_Records shown_
━━━━━━

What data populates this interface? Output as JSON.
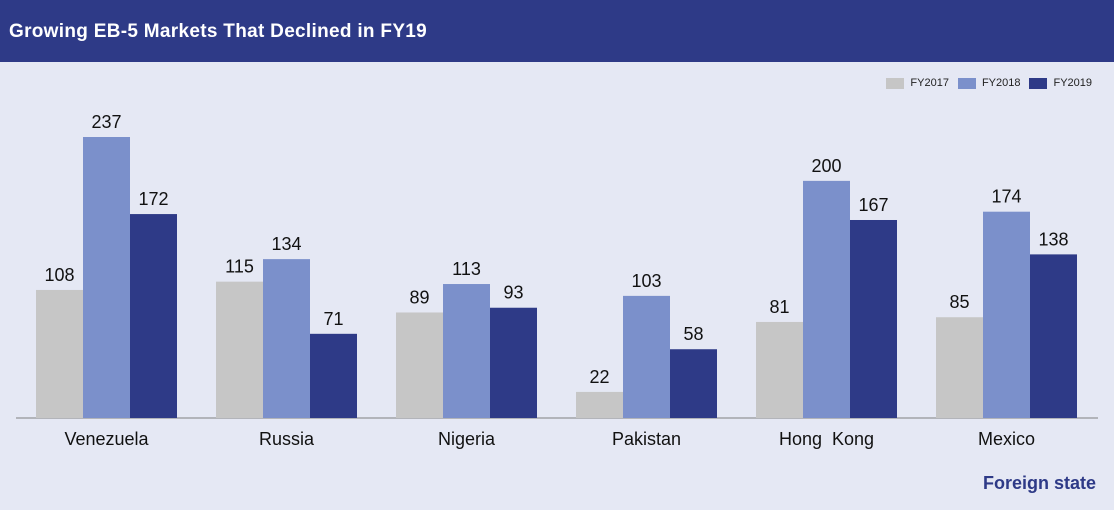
{
  "header": {
    "title": "Growing  EB-5 Markets That Declined in FY19"
  },
  "chart_data": {
    "type": "bar",
    "title": "Growing  EB-5 Markets That Declined in FY19",
    "categories": [
      "Venezuela",
      "Russia",
      "Nigeria",
      "Pakistan",
      "Hong  Kong",
      "Mexico"
    ],
    "series": [
      {
        "name": "FY2017",
        "color": "#c6c6c6",
        "values": [
          108,
          115,
          89,
          22,
          81,
          85
        ]
      },
      {
        "name": "FY2018",
        "color": "#7b90cb",
        "values": [
          237,
          134,
          113,
          103,
          200,
          174
        ]
      },
      {
        "name": "FY2019",
        "color": "#2e3a87",
        "values": [
          172,
          71,
          93,
          58,
          167,
          138
        ]
      }
    ],
    "xlabel": "Foreign state",
    "ylabel": "",
    "ylim": [
      0,
      237
    ],
    "grid": false,
    "legend": "top-right"
  }
}
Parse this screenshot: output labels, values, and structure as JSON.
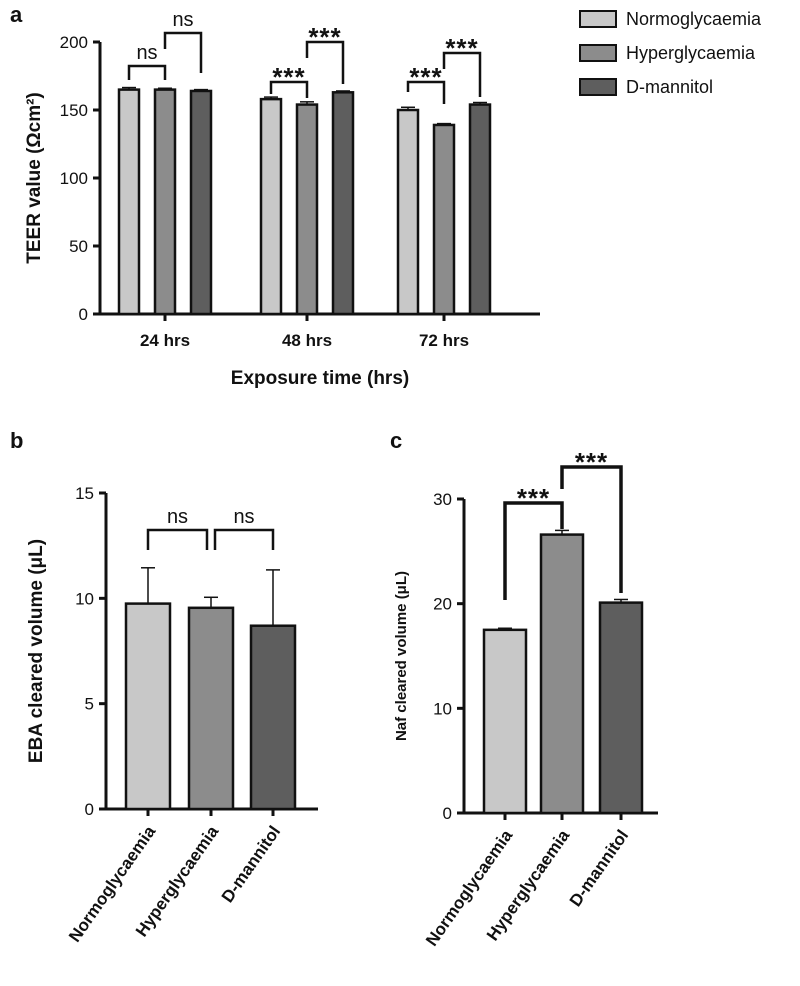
{
  "chart_data": [
    {
      "panel": "a",
      "type": "bar",
      "title": "",
      "xlabel": "Exposure time (hrs)",
      "ylabel": "TEER value (Ωcm²)",
      "categories": [
        "24 hrs",
        "48 hrs",
        "72 hrs"
      ],
      "series": [
        {
          "name": "Normoglycaemia",
          "values": [
            165,
            158,
            150
          ],
          "errors": [
            1.5,
            1.5,
            2
          ],
          "color": "#c8c8c8"
        },
        {
          "name": "Hyperglycaemia",
          "values": [
            165,
            154,
            139
          ],
          "errors": [
            1,
            2,
            1
          ],
          "color": "#8c8c8c"
        },
        {
          "name": "D-mannitol",
          "values": [
            164,
            163,
            154
          ],
          "errors": [
            1,
            1,
            1.5
          ],
          "color": "#5e5e5e"
        }
      ],
      "ylim": [
        0,
        200
      ],
      "yticks": [
        0,
        50,
        100,
        150,
        200
      ],
      "legend": "top-right",
      "significance": [
        {
          "group": 0,
          "from": 0,
          "to": 1,
          "label": "ns"
        },
        {
          "group": 0,
          "from": 1,
          "to": 2,
          "label": "ns"
        },
        {
          "group": 1,
          "from": 0,
          "to": 1,
          "label": "***"
        },
        {
          "group": 1,
          "from": 1,
          "to": 2,
          "label": "***"
        },
        {
          "group": 2,
          "from": 0,
          "to": 1,
          "label": "***"
        },
        {
          "group": 2,
          "from": 1,
          "to": 2,
          "label": "***"
        }
      ]
    },
    {
      "panel": "b",
      "type": "bar",
      "title": "",
      "xlabel": "",
      "ylabel": "EBA cleared volume (μL)",
      "categories": [
        "Normoglycaemia",
        "Hyperglycaemia",
        "D-mannitol"
      ],
      "values": [
        9.75,
        9.55,
        8.7
      ],
      "errors": [
        1.7,
        0.5,
        2.65
      ],
      "colors": [
        "#c8c8c8",
        "#8c8c8c",
        "#5e5e5e"
      ],
      "ylim": [
        0,
        15
      ],
      "yticks": [
        0,
        5,
        10,
        15
      ],
      "significance": [
        {
          "from": 0,
          "to": 1,
          "label": "ns"
        },
        {
          "from": 1,
          "to": 2,
          "label": "ns"
        }
      ]
    },
    {
      "panel": "c",
      "type": "bar",
      "title": "",
      "xlabel": "",
      "ylabel": "Naf cleared volume (μL)",
      "categories": [
        "Normoglycaemia",
        "Hyperglycaemia",
        "D-mannitol"
      ],
      "values": [
        17.5,
        26.6,
        20.1
      ],
      "errors": [
        0.15,
        0.4,
        0.3
      ],
      "colors": [
        "#c8c8c8",
        "#8c8c8c",
        "#5e5e5e"
      ],
      "ylim": [
        0,
        30
      ],
      "yticks": [
        0,
        10,
        20,
        30
      ],
      "significance": [
        {
          "from": 0,
          "to": 1,
          "label": "***"
        },
        {
          "from": 1,
          "to": 2,
          "label": "***"
        }
      ]
    }
  ]
}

━━━━━━

_Instructions for the task_
Repeat the records in full, exactly as they appear, without the pictures.

_Solution to the problem_
What data populates this interface? Output as JSON.
{
  "header": {
    "title": "Growing  EB-5 Markets That Declined in FY19"
  },
  "chart_data": {
    "type": "bar",
    "title": "Growing  EB-5 Markets That Declined in FY19",
    "categories": [
      "Venezuela",
      "Russia",
      "Nigeria",
      "Pakistan",
      "Hong  Kong",
      "Mexico"
    ],
    "series": [
      {
        "name": "FY2017",
        "color": "#c6c6c6",
        "values": [
          108,
          115,
          89,
          22,
          81,
          85
        ]
      },
      {
        "name": "FY2018",
        "color": "#7b90cb",
        "values": [
          237,
          134,
          113,
          103,
          200,
          174
        ]
      },
      {
        "name": "FY2019",
        "color": "#2e3a87",
        "values": [
          172,
          71,
          93,
          58,
          167,
          138
        ]
      }
    ],
    "xlabel": "Foreign state",
    "ylabel": "",
    "ylim": [
      0,
      237
    ],
    "grid": false,
    "legend": "top-right"
  }
}
Parse this screenshot: output labels, values, and structure as JSON.
{
  "chart_data": [
    {
      "panel": "a",
      "type": "bar",
      "title": "",
      "xlabel": "Exposure time (hrs)",
      "ylabel": "TEER value (Ωcm²)",
      "categories": [
        "24 hrs",
        "48 hrs",
        "72 hrs"
      ],
      "series": [
        {
          "name": "Normoglycaemia",
          "values": [
            165,
            158,
            150
          ],
          "errors": [
            1.5,
            1.5,
            2
          ],
          "color": "#c8c8c8"
        },
        {
          "name": "Hyperglycaemia",
          "values": [
            165,
            154,
            139
          ],
          "errors": [
            1,
            2,
            1
          ],
          "color": "#8c8c8c"
        },
        {
          "name": "D-mannitol",
          "values": [
            164,
            163,
            154
          ],
          "errors": [
            1,
            1,
            1.5
          ],
          "color": "#5e5e5e"
        }
      ],
      "ylim": [
        0,
        200
      ],
      "yticks": [
        0,
        50,
        100,
        150,
        200
      ],
      "legend": "top-right",
      "significance": [
        {
          "group": 0,
          "from": 0,
          "to": 1,
          "label": "ns"
        },
        {
          "group": 0,
          "from": 1,
          "to": 2,
          "label": "ns"
        },
        {
          "group": 1,
          "from": 0,
          "to": 1,
          "label": "***"
        },
        {
          "group": 1,
          "from": 1,
          "to": 2,
          "label": "***"
        },
        {
          "group": 2,
          "from": 0,
          "to": 1,
          "label": "***"
        },
        {
          "group": 2,
          "from": 1,
          "to": 2,
          "label": "***"
        }
      ]
    },
    {
      "panel": "b",
      "type": "bar",
      "title": "",
      "xlabel": "",
      "ylabel": "EBA cleared volume (μL)",
      "categories": [
        "Normoglycaemia",
        "Hyperglycaemia",
        "D-mannitol"
      ],
      "values": [
        9.75,
        9.55,
        8.7
      ],
      "errors": [
        1.7,
        0.5,
        2.65
      ],
      "colors": [
        "#c8c8c8",
        "#8c8c8c",
        "#5e5e5e"
      ],
      "ylim": [
        0,
        15
      ],
      "yticks": [
        0,
        5,
        10,
        15
      ],
      "significance": [
        {
          "from": 0,
          "to": 1,
          "label": "ns"
        },
        {
          "from": 1,
          "to": 2,
          "label": "ns"
        }
      ]
    },
    {
      "panel": "c",
      "type": "bar",
      "title": "",
      "xlabel": "",
      "ylabel": "Naf cleared volume (μL)",
      "categories": [
        "Normoglycaemia",
        "Hyperglycaemia",
        "D-mannitol"
      ],
      "values": [
        17.5,
        26.6,
        20.1
      ],
      "errors": [
        0.15,
        0.4,
        0.3
      ],
      "colors": [
        "#c8c8c8",
        "#8c8c8c",
        "#5e5e5e"
      ],
      "ylim": [
        0,
        30
      ],
      "yticks": [
        0,
        10,
        20,
        30
      ],
      "significance": [
        {
          "from": 0,
          "to": 1,
          "label": "***"
        },
        {
          "from": 1,
          "to": 2,
          "label": "***"
        }
      ]
    }
  ]
}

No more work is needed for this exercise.